Are you able to retype all the records below exactly?

╭─ Material provided

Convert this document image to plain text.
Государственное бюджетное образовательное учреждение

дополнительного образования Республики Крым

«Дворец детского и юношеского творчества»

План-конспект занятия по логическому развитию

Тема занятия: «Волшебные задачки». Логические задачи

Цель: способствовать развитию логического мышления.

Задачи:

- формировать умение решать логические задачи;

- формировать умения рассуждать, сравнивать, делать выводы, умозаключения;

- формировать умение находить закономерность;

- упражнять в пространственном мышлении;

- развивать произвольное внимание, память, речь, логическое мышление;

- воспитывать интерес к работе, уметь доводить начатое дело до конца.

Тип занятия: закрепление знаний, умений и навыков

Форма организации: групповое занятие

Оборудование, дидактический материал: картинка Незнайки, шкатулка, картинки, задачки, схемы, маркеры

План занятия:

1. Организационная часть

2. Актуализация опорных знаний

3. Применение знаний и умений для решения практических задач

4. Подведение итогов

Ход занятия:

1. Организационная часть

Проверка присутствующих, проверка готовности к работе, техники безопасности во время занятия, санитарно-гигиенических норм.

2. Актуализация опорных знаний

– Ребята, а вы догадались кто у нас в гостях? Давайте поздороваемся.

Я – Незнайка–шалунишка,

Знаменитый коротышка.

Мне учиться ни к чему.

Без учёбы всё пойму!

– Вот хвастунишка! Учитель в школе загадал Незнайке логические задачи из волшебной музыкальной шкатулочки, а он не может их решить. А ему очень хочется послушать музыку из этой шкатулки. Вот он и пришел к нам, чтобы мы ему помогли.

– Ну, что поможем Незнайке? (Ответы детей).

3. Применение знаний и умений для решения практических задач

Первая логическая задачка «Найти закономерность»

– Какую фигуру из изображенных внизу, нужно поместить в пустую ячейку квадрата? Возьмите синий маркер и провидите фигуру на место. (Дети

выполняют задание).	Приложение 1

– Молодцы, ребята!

╰─

§ **Response for this exercise**:
Convert this document image to plain text.
Государственное бюджетное образовательное учреждение

дополнительного образования Республики Крым

«Дворец детского и юношеского творчества»

План-конспект занятия по логическому развитию

Тема занятия: «Волшебные задачки». Логические задачи

Цель: способствовать развитию логического мышления.

Задачи:

- формировать умение решать логические задачи;

- формировать умения рассуждать, сравнивать, делать выводы, умозаключения;

- формировать умение находить закономерность;

- упражнять в пространственном мышлении;

- развивать произвольное внимание, память, речь, логическое мышление;

- воспитывать интерес к работе, уметь доводить начатое дело до конца.

Тип занятия: закрепление знаний, умений и навыков

Форма организации: групповое занятие

Оборудование, дидактический материал: картинка Незнайки, шкатулка, картинки, задачки, схемы, маркеры

План занятия:

1. Организационная часть

2. Актуализация опорных знаний

3. Применение знаний и умений для решения практических задач

4. Подведение итогов

Ход занятия:

1. Организационная часть

Проверка присутствующих, проверка готовности к работе, техники безопасности во время занятия, санитарно-гигиенических норм.

2. Актуализация опорных знаний

– Ребята, а вы догадались кто у нас в гостях? Давайте поздороваемся.

Я – Незнайка–шалунишка,

Знаменитый коротышка.

Мне учиться ни к чему.

Без учёбы всё пойму!

– Вот хвастунишка! Учитель в школе загадал Незнайке логические задачи из волшебной музыкальной шкатулочки, а он не может их решить. А ему очень хочется послушать музыку из этой шкатулки. Вот он и пришел к нам, чтобы мы ему помогли.

– Ну, что поможем Незнайке? (Ответы детей).

3. Применение знаний и умений для решения практических задач

Первая логическая задачка «Найти закономерность»

– Какую фигуру из изображенных внизу, нужно поместить в пустую ячейку квадрата? Возьмите синий маркер и провидите фигуру на место. (Дети

выполняют задание).	Приложение 1

– Молодцы, ребята!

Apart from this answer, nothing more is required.